*Problem to solve*
Using the records below, count the lines with "Visit" in them. Give the number only.

* Begin Excerpted data *

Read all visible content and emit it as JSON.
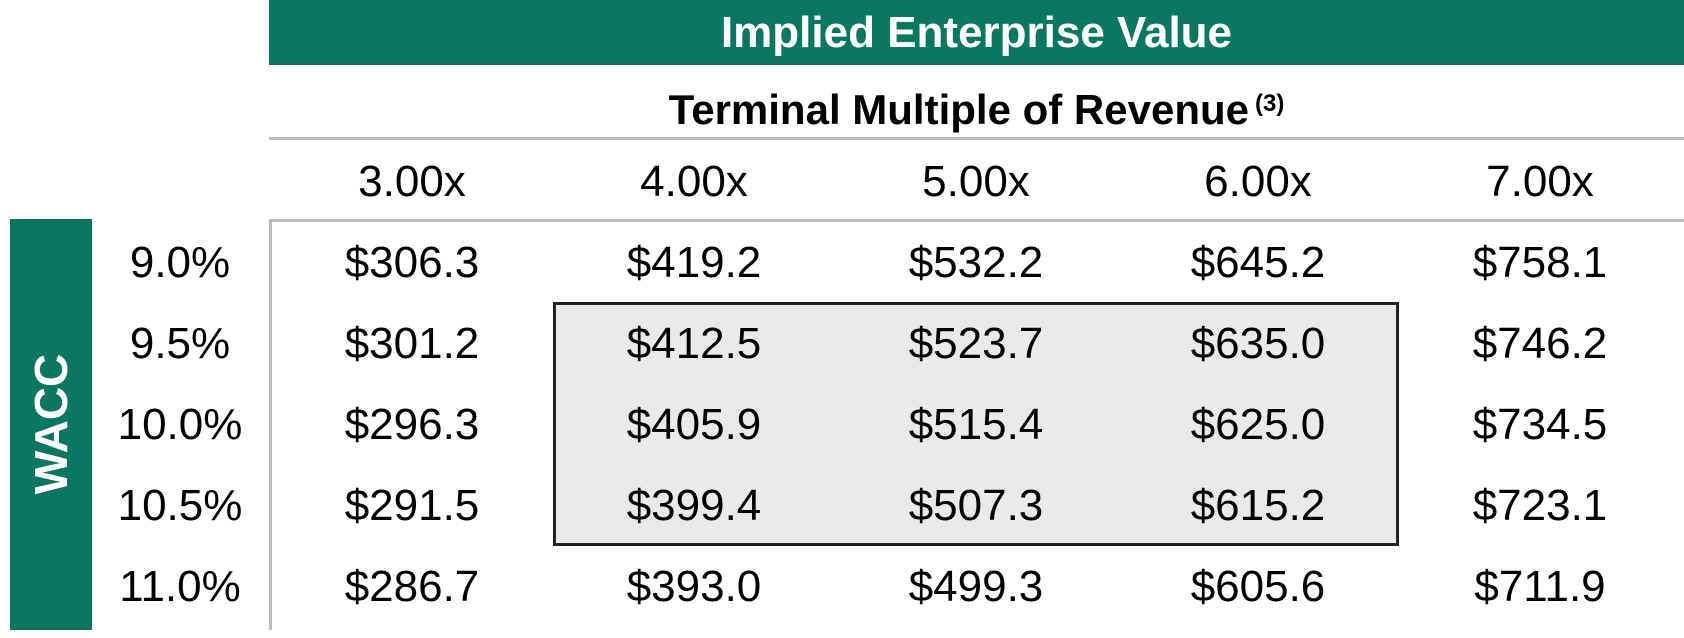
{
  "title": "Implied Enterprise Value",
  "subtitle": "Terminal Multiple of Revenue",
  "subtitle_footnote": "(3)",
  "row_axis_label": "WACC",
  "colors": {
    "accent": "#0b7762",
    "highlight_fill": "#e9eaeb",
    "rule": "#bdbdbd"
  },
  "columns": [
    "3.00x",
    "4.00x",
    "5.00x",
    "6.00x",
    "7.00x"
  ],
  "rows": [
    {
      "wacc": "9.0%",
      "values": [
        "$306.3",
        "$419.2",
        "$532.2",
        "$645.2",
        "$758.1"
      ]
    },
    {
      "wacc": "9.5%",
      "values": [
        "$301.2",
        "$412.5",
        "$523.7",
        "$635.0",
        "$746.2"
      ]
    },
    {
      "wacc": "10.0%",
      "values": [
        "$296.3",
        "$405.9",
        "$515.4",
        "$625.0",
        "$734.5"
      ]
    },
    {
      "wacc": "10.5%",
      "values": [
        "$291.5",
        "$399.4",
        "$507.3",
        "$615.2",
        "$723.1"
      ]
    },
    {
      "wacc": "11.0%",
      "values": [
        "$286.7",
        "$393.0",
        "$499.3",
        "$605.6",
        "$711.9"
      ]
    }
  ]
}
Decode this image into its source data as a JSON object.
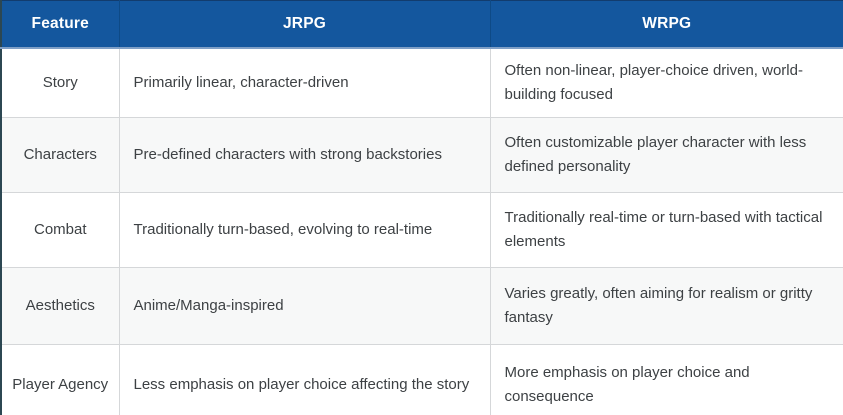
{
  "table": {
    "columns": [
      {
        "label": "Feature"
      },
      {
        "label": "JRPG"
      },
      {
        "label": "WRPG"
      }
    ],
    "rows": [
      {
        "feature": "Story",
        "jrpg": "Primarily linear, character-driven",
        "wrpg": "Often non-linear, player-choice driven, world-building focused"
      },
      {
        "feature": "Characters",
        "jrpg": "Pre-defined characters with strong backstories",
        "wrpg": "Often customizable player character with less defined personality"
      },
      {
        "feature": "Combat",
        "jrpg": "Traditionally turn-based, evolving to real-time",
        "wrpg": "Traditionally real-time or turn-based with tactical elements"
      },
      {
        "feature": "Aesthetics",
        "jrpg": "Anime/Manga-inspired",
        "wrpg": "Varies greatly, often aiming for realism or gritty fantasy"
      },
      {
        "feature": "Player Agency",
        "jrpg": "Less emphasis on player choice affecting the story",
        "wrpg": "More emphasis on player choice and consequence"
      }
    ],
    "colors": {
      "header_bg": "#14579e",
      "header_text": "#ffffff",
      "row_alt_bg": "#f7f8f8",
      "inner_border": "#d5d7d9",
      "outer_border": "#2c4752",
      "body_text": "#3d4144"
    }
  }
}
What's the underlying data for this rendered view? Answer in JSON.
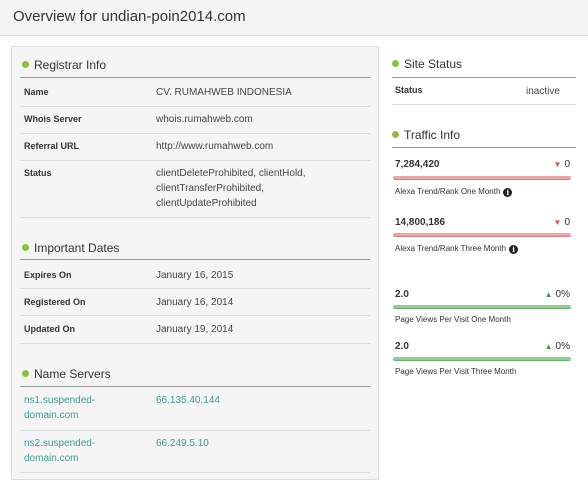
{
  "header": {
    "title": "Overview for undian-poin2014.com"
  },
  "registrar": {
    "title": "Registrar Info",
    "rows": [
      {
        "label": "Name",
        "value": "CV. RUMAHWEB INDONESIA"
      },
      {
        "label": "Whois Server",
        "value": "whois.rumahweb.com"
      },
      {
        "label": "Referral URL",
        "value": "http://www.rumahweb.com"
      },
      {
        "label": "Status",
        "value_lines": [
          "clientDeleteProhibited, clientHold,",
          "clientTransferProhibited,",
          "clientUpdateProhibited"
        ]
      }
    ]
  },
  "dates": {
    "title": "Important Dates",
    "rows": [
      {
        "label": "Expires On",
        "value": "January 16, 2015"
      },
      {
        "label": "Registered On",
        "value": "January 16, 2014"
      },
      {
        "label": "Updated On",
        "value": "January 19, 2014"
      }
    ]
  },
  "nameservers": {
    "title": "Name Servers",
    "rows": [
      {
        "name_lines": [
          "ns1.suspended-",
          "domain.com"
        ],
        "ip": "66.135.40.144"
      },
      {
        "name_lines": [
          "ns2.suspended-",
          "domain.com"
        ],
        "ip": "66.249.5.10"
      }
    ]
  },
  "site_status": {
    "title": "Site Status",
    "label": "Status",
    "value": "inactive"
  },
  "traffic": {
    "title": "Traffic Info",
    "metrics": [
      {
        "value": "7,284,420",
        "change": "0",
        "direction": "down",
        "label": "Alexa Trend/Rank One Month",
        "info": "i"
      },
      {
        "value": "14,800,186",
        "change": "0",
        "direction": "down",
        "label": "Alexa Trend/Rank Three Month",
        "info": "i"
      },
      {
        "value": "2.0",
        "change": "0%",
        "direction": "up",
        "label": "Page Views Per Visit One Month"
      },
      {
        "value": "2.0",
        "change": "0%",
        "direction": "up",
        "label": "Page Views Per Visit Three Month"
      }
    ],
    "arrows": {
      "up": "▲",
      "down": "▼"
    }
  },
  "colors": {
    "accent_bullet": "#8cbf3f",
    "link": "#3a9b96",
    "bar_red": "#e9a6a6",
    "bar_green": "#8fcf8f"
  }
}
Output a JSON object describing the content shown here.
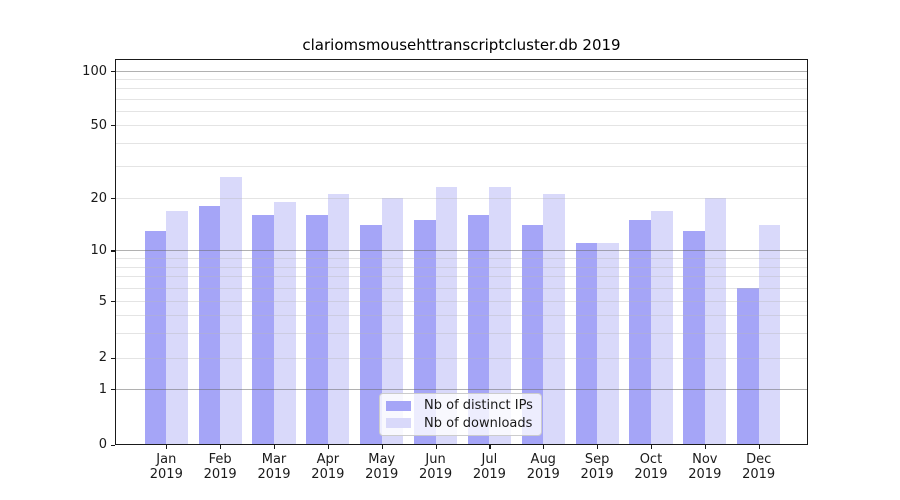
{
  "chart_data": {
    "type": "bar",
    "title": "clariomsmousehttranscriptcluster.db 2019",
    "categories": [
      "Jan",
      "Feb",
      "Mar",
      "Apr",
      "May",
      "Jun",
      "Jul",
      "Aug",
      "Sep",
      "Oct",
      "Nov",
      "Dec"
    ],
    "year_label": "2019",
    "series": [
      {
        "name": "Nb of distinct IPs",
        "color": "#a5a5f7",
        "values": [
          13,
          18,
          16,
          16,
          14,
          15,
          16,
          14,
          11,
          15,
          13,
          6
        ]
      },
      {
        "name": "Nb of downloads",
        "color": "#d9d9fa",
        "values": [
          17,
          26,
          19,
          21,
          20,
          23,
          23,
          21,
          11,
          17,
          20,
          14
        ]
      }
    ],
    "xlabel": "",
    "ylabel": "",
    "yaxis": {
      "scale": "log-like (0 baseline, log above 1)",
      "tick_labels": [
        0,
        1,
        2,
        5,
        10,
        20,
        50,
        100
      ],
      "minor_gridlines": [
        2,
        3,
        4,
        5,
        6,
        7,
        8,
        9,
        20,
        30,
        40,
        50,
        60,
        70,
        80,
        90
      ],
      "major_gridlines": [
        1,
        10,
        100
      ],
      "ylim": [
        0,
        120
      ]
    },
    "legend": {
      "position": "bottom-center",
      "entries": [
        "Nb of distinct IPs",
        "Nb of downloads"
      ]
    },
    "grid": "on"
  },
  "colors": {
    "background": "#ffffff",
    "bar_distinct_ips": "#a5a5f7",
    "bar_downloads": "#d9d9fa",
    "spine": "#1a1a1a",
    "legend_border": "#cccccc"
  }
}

* End Excerpted data *

*Exercise solution*
2